··· Available records

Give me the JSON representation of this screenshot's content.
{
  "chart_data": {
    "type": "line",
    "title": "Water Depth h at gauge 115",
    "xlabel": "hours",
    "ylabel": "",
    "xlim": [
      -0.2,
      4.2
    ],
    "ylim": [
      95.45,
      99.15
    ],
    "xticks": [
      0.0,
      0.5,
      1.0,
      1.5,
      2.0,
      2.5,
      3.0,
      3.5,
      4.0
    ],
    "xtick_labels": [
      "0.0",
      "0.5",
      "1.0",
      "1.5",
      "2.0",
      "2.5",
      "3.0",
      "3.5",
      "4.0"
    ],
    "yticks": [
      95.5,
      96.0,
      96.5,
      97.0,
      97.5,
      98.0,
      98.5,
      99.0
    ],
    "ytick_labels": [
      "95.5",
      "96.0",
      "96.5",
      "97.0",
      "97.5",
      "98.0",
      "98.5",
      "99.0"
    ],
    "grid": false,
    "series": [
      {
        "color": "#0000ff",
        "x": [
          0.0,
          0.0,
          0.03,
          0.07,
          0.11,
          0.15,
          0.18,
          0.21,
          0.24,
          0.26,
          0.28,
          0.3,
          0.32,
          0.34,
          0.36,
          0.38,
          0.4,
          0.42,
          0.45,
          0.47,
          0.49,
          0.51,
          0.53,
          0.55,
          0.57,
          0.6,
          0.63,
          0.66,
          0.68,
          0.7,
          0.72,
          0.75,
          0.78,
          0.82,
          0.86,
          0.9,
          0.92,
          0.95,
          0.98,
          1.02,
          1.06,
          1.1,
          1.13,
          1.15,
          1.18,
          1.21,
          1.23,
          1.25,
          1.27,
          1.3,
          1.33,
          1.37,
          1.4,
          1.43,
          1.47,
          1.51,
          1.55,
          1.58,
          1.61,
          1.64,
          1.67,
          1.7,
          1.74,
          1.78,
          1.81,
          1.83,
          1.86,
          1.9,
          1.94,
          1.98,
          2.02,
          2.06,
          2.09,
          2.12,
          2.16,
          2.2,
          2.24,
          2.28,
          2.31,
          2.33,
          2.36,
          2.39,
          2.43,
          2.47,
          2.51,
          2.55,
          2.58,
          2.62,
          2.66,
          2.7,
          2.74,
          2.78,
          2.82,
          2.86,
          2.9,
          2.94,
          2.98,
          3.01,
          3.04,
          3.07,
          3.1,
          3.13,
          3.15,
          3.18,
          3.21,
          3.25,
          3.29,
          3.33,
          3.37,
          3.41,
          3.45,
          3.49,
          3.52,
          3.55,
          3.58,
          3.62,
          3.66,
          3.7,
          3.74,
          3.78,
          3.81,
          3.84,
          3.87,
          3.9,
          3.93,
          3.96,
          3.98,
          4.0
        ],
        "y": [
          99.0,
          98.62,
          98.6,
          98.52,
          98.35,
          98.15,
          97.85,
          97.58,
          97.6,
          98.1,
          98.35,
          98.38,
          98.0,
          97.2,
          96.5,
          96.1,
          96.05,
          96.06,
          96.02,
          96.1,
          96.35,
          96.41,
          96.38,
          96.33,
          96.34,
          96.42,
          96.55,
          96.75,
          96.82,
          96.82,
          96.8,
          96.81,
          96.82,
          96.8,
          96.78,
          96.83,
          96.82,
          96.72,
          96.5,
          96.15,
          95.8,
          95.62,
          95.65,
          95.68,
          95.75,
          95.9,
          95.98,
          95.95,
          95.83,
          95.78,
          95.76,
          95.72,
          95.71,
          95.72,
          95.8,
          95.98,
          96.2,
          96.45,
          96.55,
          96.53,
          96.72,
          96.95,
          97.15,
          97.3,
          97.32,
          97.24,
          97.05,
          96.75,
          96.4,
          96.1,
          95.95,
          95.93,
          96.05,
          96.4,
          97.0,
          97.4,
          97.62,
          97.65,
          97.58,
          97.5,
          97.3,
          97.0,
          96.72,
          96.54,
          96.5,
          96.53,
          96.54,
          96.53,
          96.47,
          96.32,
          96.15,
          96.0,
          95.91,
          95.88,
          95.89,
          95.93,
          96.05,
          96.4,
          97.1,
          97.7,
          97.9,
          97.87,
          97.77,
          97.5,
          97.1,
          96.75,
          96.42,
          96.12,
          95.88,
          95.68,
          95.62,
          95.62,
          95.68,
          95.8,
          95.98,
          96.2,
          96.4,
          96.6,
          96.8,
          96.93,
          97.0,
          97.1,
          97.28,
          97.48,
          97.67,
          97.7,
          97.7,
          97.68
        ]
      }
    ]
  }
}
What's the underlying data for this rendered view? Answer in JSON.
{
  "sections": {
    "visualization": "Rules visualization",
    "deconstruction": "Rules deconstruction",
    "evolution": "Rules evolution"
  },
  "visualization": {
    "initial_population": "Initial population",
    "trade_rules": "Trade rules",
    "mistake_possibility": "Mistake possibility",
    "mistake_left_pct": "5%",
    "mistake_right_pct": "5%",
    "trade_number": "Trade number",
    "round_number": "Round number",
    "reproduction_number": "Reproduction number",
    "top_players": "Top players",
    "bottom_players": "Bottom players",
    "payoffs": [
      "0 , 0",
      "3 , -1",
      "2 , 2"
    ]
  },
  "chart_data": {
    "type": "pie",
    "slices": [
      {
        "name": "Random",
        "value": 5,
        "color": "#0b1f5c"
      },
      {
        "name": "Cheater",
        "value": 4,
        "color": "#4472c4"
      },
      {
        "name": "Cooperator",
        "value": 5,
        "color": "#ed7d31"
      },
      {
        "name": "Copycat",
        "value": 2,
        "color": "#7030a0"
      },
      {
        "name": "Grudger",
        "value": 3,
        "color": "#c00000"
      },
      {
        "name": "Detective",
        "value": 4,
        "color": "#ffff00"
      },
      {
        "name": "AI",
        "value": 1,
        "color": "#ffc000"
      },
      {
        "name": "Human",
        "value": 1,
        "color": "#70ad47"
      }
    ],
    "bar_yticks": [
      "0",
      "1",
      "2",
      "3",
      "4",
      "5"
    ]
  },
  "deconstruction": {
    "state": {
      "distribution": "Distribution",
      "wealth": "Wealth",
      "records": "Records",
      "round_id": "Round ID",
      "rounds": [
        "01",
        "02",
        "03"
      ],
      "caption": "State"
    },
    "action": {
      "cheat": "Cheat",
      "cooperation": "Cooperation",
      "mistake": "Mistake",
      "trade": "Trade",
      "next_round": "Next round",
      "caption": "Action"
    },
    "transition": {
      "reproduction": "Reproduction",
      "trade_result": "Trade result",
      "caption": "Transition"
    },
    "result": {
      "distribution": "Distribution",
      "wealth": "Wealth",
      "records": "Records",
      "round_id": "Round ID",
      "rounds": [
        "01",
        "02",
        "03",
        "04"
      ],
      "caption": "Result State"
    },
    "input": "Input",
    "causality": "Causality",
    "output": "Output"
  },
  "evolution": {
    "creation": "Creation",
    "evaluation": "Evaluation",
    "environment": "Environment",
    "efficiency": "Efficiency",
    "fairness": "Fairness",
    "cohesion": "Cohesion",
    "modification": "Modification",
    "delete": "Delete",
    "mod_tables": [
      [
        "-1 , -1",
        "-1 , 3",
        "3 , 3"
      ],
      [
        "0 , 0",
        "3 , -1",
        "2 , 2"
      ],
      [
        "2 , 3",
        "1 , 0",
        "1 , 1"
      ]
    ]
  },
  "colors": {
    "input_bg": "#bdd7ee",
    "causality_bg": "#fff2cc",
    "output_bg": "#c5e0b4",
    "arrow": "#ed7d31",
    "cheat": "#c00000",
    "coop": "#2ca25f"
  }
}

······

## Your instructions
Return the listing above in its exact form.

## Answer below
Give me the JSON representation of this screenshot's content.
{
  "chart_data": {
    "type": "line",
    "title": "Water Depth h at gauge 115",
    "xlabel": "hours",
    "ylabel": "",
    "xlim": [
      -0.2,
      4.2
    ],
    "ylim": [
      95.45,
      99.15
    ],
    "xticks": [
      0.0,
      0.5,
      1.0,
      1.5,
      2.0,
      2.5,
      3.0,
      3.5,
      4.0
    ],
    "xtick_labels": [
      "0.0",
      "0.5",
      "1.0",
      "1.5",
      "2.0",
      "2.5",
      "3.0",
      "3.5",
      "4.0"
    ],
    "yticks": [
      95.5,
      96.0,
      96.5,
      97.0,
      97.5,
      98.0,
      98.5,
      99.0
    ],
    "ytick_labels": [
      "95.5",
      "96.0",
      "96.5",
      "97.0",
      "97.5",
      "98.0",
      "98.5",
      "99.0"
    ],
    "grid": false,
    "series": [
      {
        "color": "#0000ff",
        "x": [
          0.0,
          0.0,
          0.03,
          0.07,
          0.11,
          0.15,
          0.18,
          0.21,
          0.24,
          0.26,
          0.28,
          0.3,
          0.32,
          0.34,
          0.36,
          0.38,
          0.4,
          0.42,
          0.45,
          0.47,
          0.49,
          0.51,
          0.53,
          0.55,
          0.57,
          0.6,
          0.63,
          0.66,
          0.68,
          0.7,
          0.72,
          0.75,
          0.78,
          0.82,
          0.86,
          0.9,
          0.92,
          0.95,
          0.98,
          1.02,
          1.06,
          1.1,
          1.13,
          1.15,
          1.18,
          1.21,
          1.23,
          1.25,
          1.27,
          1.3,
          1.33,
          1.37,
          1.4,
          1.43,
          1.47,
          1.51,
          1.55,
          1.58,
          1.61,
          1.64,
          1.67,
          1.7,
          1.74,
          1.78,
          1.81,
          1.83,
          1.86,
          1.9,
          1.94,
          1.98,
          2.02,
          2.06,
          2.09,
          2.12,
          2.16,
          2.2,
          2.24,
          2.28,
          2.31,
          2.33,
          2.36,
          2.39,
          2.43,
          2.47,
          2.51,
          2.55,
          2.58,
          2.62,
          2.66,
          2.7,
          2.74,
          2.78,
          2.82,
          2.86,
          2.9,
          2.94,
          2.98,
          3.01,
          3.04,
          3.07,
          3.1,
          3.13,
          3.15,
          3.18,
          3.21,
          3.25,
          3.29,
          3.33,
          3.37,
          3.41,
          3.45,
          3.49,
          3.52,
          3.55,
          3.58,
          3.62,
          3.66,
          3.7,
          3.74,
          3.78,
          3.81,
          3.84,
          3.87,
          3.9,
          3.93,
          3.96,
          3.98,
          4.0
        ],
        "y": [
          99.0,
          98.62,
          98.6,
          98.52,
          98.35,
          98.15,
          97.85,
          97.58,
          97.6,
          98.1,
          98.35,
          98.38,
          98.0,
          97.2,
          96.5,
          96.1,
          96.05,
          96.06,
          96.02,
          96.1,
          96.35,
          96.41,
          96.38,
          96.33,
          96.34,
          96.42,
          96.55,
          96.75,
          96.82,
          96.82,
          96.8,
          96.81,
          96.82,
          96.8,
          96.78,
          96.83,
          96.82,
          96.72,
          96.5,
          96.15,
          95.8,
          95.62,
          95.65,
          95.68,
          95.75,
          95.9,
          95.98,
          95.95,
          95.83,
          95.78,
          95.76,
          95.72,
          95.71,
          95.72,
          95.8,
          95.98,
          96.2,
          96.45,
          96.55,
          96.53,
          96.72,
          96.95,
          97.15,
          97.3,
          97.32,
          97.24,
          97.05,
          96.75,
          96.4,
          96.1,
          95.95,
          95.93,
          96.05,
          96.4,
          97.0,
          97.4,
          97.62,
          97.65,
          97.58,
          97.5,
          97.3,
          97.0,
          96.72,
          96.54,
          96.5,
          96.53,
          96.54,
          96.53,
          96.47,
          96.32,
          96.15,
          96.0,
          95.91,
          95.88,
          95.89,
          95.93,
          96.05,
          96.4,
          97.1,
          97.7,
          97.9,
          97.87,
          97.77,
          97.5,
          97.1,
          96.75,
          96.42,
          96.12,
          95.88,
          95.68,
          95.62,
          95.62,
          95.68,
          95.8,
          95.98,
          96.2,
          96.4,
          96.6,
          96.8,
          96.93,
          97.0,
          97.1,
          97.28,
          97.48,
          97.67,
          97.7,
          97.7,
          97.68
        ]
      }
    ]
  }
}
What's the underlying data for this rendered view? Answer in JSON.
{
  "sections": {
    "visualization": "Rules visualization",
    "deconstruction": "Rules deconstruction",
    "evolution": "Rules evolution"
  },
  "visualization": {
    "initial_population": "Initial population",
    "trade_rules": "Trade rules",
    "mistake_possibility": "Mistake possibility",
    "mistake_left_pct": "5%",
    "mistake_right_pct": "5%",
    "trade_number": "Trade number",
    "round_number": "Round number",
    "reproduction_number": "Reproduction number",
    "top_players": "Top players",
    "bottom_players": "Bottom players",
    "payoffs": [
      "0 , 0",
      "3 , -1",
      "2 , 2"
    ]
  },
  "chart_data": {
    "type": "pie",
    "slices": [
      {
        "name": "Random",
        "value": 5,
        "color": "#0b1f5c"
      },
      {
        "name": "Cheater",
        "value": 4,
        "color": "#4472c4"
      },
      {
        "name": "Cooperator",
        "value": 5,
        "color": "#ed7d31"
      },
      {
        "name": "Copycat",
        "value": 2,
        "color": "#7030a0"
      },
      {
        "name": "Grudger",
        "value": 3,
        "color": "#c00000"
      },
      {
        "name": "Detective",
        "value": 4,
        "color": "#ffff00"
      },
      {
        "name": "AI",
        "value": 1,
        "color": "#ffc000"
      },
      {
        "name": "Human",
        "value": 1,
        "color": "#70ad47"
      }
    ],
    "bar_yticks": [
      "0",
      "1",
      "2",
      "3",
      "4",
      "5"
    ]
  },
  "deconstruction": {
    "state": {
      "distribution": "Distribution",
      "wealth": "Wealth",
      "records": "Records",
      "round_id": "Round ID",
      "rounds": [
        "01",
        "02",
        "03"
      ],
      "caption": "State"
    },
    "action": {
      "cheat": "Cheat",
      "cooperation": "Cooperation",
      "mistake": "Mistake",
      "trade": "Trade",
      "next_round": "Next round",
      "caption": "Action"
    },
    "transition": {
      "reproduction": "Reproduction",
      "trade_result": "Trade result",
      "caption": "Transition"
    },
    "result": {
      "distribution": "Distribution",
      "wealth": "Wealth",
      "records": "Records",
      "round_id": "Round ID",
      "rounds": [
        "01",
        "02",
        "03",
        "04"
      ],
      "caption": "Result State"
    },
    "input": "Input",
    "causality": "Causality",
    "output": "Output"
  },
  "evolution": {
    "creation": "Creation",
    "evaluation": "Evaluation",
    "environment": "Environment",
    "efficiency": "Efficiency",
    "fairness": "Fairness",
    "cohesion": "Cohesion",
    "modification": "Modification",
    "delete": "Delete",
    "mod_tables": [
      [
        "-1 , -1",
        "-1 , 3",
        "3 , 3"
      ],
      [
        "0 , 0",
        "3 , -1",
        "2 , 2"
      ],
      [
        "2 , 3",
        "1 , 0",
        "1 , 1"
      ]
    ]
  },
  "colors": {
    "input_bg": "#bdd7ee",
    "causality_bg": "#fff2cc",
    "output_bg": "#c5e0b4",
    "arrow": "#ed7d31",
    "cheat": "#c00000",
    "coop": "#2ca25f"
  }
}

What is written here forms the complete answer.